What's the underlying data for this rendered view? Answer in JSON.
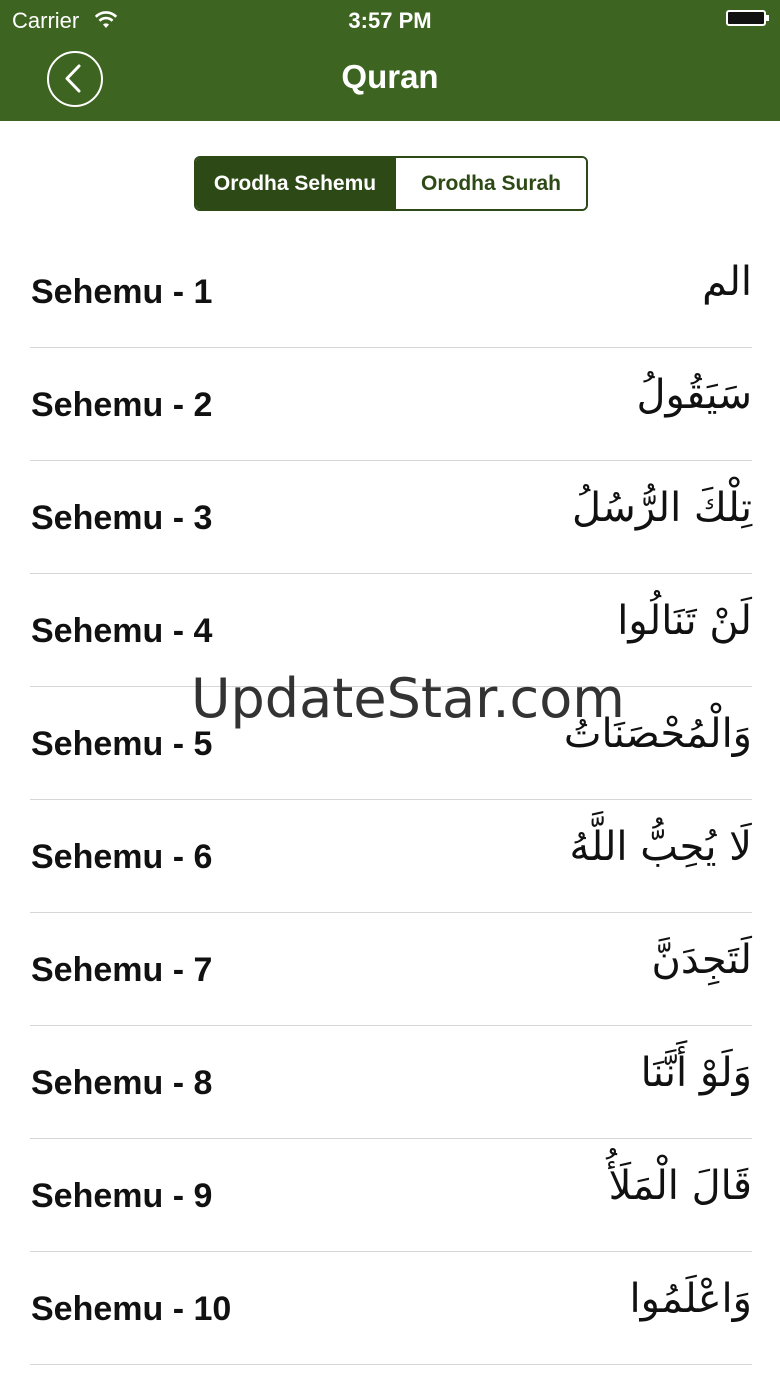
{
  "status_bar": {
    "carrier": "Carrier",
    "time": "3:57 PM"
  },
  "nav": {
    "title": "Quran",
    "back_icon": "chevron-left-circle-icon"
  },
  "segmented_control": {
    "options": [
      "Orodha Sehemu",
      "Orodha Surah"
    ],
    "selected": "Orodha Sehemu"
  },
  "sections": [
    {
      "label": "Sehemu - 1",
      "arabic": "الم"
    },
    {
      "label": "Sehemu - 2",
      "arabic": "سَيَقُولُ"
    },
    {
      "label": "Sehemu - 3",
      "arabic": "تِلْكَ الرُّسُلُ"
    },
    {
      "label": "Sehemu - 4",
      "arabic": "لَنْ تَنَالُوا"
    },
    {
      "label": "Sehemu - 5",
      "arabic": "وَالْمُحْصَنَاتُ"
    },
    {
      "label": "Sehemu - 6",
      "arabic": "لَا يُحِبُّ اللَّهُ"
    },
    {
      "label": "Sehemu - 7",
      "arabic": "لَتَجِدَنَّ"
    },
    {
      "label": "Sehemu - 8",
      "arabic": "وَلَوْ أَنَّنَا"
    },
    {
      "label": "Sehemu - 9",
      "arabic": "قَالَ الْمَلَأُ"
    },
    {
      "label": "Sehemu - 10",
      "arabic": "وَاعْلَمُوا"
    }
  ],
  "watermark": "UpdateStar.com",
  "colors": {
    "header": "#3d6420",
    "segment_active": "#2d4a16"
  }
}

__________

- _Task description_
Of the lines in the material above, state how many contain the string "Sehemu"; give no other text.

- _Complete response_
12